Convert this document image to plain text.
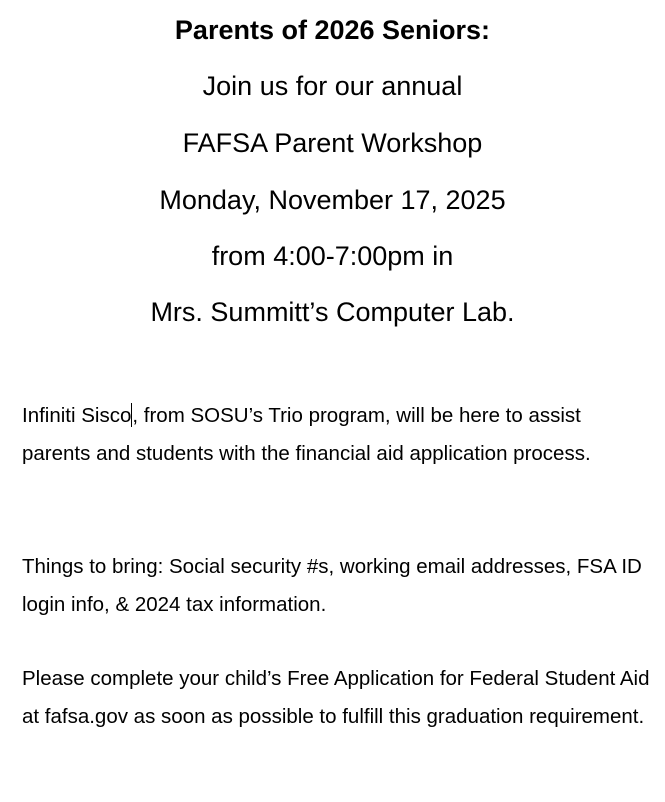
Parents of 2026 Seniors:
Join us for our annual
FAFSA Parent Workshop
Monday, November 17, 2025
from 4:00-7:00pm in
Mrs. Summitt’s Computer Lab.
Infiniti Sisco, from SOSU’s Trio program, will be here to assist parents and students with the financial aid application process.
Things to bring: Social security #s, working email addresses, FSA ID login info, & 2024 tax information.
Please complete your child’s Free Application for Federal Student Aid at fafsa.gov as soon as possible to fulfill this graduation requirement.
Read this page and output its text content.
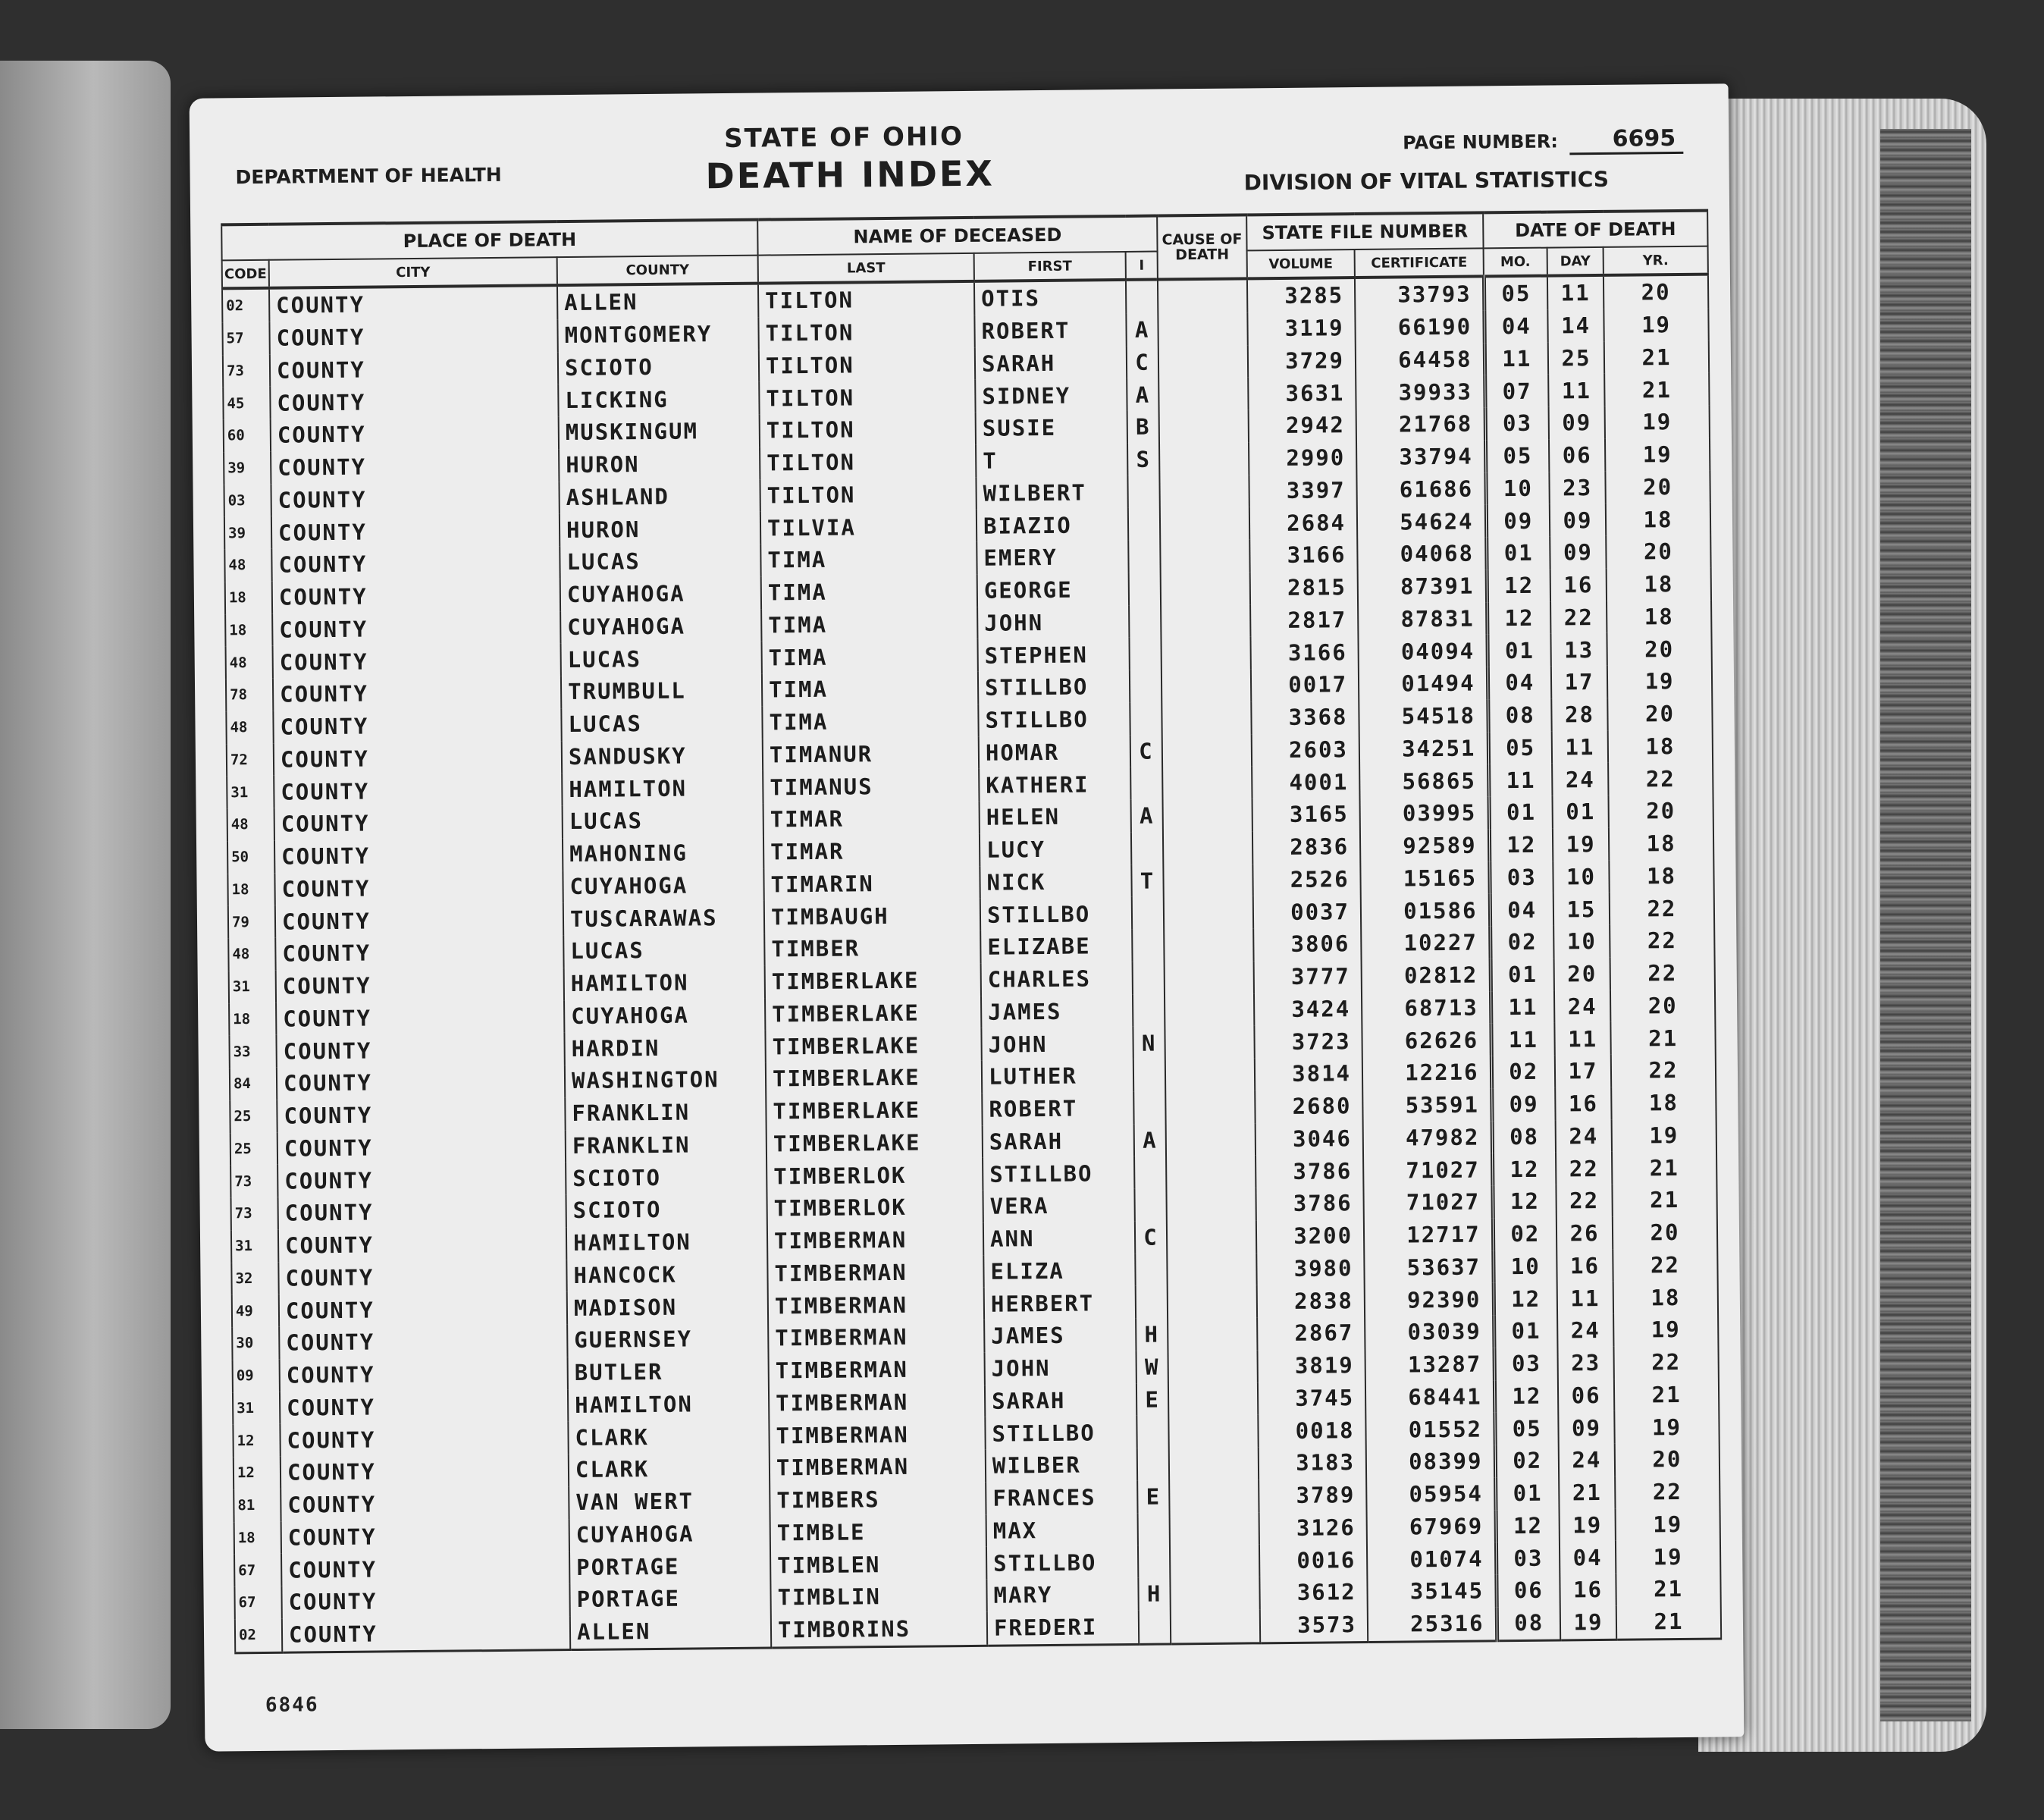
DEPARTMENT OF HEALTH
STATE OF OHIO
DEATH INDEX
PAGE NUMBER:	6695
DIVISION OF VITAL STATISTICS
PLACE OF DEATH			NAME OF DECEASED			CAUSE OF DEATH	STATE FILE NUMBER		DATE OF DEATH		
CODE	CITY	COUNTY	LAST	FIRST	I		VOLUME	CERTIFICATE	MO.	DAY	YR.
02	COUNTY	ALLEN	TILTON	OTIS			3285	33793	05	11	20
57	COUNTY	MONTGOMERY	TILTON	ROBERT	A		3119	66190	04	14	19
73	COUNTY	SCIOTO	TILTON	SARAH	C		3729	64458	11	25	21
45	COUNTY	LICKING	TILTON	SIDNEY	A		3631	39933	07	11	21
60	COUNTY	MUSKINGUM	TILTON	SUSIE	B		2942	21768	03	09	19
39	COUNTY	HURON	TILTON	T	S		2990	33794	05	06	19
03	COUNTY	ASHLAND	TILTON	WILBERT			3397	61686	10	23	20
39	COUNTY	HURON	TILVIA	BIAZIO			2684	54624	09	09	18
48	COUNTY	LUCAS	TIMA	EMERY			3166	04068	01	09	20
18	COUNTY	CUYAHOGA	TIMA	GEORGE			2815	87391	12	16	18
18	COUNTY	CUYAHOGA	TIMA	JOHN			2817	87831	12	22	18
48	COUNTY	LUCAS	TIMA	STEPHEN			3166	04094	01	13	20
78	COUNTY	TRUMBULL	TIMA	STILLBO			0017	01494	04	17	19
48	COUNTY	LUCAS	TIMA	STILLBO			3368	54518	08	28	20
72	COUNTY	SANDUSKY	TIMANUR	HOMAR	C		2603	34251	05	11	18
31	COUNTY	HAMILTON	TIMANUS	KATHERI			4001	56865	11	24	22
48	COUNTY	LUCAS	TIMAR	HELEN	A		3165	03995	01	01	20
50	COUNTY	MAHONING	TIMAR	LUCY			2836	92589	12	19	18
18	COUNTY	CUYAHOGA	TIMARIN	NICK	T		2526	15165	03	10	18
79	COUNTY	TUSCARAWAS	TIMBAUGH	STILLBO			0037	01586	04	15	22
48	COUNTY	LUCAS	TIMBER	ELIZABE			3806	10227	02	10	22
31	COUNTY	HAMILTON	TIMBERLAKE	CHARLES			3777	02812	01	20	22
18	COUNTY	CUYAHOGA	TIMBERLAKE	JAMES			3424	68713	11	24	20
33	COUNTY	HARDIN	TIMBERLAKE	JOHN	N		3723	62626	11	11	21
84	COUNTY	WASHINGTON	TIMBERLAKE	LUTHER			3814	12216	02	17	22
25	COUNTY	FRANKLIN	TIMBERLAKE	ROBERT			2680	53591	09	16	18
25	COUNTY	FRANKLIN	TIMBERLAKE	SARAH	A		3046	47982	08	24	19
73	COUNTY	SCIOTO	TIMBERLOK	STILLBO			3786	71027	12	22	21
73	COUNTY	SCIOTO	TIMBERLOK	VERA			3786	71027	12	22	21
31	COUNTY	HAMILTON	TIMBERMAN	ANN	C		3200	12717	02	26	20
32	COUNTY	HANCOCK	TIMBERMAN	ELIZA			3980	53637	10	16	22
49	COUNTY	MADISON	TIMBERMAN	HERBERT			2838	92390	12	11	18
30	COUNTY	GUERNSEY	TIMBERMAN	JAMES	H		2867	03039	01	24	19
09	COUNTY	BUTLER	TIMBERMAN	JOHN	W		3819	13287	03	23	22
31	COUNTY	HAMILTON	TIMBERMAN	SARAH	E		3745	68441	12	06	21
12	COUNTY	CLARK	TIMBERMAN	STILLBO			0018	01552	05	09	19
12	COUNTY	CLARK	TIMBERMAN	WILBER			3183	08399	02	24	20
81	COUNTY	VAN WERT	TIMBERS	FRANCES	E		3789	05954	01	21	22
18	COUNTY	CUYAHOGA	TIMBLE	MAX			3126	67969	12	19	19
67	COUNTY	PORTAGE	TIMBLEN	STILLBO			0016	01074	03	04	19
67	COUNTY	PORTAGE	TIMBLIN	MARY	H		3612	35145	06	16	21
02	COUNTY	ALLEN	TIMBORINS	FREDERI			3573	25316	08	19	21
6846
□ □ □
Of the lines in the data above, how many contain the word "text"? Give only that figure.

## Task result
2